## WHAT THE TASK ASKS
Find every line in the records below that contains the word "Cancer", and copy each such line.

## THE DATA
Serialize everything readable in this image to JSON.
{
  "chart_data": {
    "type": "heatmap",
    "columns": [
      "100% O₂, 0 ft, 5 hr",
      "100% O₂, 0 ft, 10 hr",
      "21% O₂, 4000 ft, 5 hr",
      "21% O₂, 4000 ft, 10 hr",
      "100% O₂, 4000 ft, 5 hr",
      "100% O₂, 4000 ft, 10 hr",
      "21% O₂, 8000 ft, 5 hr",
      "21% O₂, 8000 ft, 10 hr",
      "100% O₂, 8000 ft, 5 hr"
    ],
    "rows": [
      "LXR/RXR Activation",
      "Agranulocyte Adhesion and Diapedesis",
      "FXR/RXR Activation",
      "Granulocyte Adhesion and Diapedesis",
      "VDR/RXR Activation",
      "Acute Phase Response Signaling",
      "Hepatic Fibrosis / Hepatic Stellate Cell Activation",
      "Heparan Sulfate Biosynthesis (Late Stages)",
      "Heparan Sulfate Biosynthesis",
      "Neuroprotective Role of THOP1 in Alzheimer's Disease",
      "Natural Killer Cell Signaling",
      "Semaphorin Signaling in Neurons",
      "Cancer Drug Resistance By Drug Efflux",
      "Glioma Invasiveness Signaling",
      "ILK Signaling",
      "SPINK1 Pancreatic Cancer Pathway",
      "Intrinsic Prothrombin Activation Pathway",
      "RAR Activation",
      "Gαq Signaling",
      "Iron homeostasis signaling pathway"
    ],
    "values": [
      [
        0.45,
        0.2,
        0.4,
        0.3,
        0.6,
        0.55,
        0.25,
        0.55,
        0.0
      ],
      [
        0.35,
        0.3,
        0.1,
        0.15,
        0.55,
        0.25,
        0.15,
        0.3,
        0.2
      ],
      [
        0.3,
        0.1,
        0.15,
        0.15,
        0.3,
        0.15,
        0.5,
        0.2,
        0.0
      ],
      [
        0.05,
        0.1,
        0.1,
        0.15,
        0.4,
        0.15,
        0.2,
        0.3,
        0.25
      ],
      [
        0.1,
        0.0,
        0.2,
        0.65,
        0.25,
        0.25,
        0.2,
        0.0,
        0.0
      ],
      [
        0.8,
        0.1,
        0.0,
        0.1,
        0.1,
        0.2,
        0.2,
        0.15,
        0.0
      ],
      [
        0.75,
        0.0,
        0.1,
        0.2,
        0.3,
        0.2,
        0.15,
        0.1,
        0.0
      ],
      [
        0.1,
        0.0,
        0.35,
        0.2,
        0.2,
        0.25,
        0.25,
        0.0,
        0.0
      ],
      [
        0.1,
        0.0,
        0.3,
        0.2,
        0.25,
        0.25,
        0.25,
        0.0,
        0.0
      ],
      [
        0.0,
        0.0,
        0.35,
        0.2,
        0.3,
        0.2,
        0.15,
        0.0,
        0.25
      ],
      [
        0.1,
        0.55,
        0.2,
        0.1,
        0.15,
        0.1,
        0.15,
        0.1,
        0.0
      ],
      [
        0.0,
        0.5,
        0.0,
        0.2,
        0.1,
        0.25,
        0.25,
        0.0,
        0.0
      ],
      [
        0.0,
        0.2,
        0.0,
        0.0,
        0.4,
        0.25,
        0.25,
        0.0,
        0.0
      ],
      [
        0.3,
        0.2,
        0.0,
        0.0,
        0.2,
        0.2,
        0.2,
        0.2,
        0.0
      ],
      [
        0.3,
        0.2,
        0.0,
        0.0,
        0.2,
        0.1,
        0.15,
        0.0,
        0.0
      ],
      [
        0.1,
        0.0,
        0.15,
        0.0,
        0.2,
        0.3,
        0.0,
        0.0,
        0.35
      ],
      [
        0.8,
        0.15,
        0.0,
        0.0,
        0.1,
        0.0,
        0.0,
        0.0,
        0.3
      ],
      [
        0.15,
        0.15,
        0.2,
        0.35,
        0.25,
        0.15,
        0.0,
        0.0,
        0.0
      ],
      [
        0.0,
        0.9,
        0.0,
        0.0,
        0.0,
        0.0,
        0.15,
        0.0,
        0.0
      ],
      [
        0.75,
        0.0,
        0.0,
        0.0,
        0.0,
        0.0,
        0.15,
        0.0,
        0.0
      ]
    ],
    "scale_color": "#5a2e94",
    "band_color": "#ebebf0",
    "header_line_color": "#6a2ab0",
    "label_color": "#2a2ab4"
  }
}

## RESULT OF THE EXERCISE
      "Cancer Drug Resistance By Drug Efflux",
      "SPINK1 Pancreatic Cancer Pathway",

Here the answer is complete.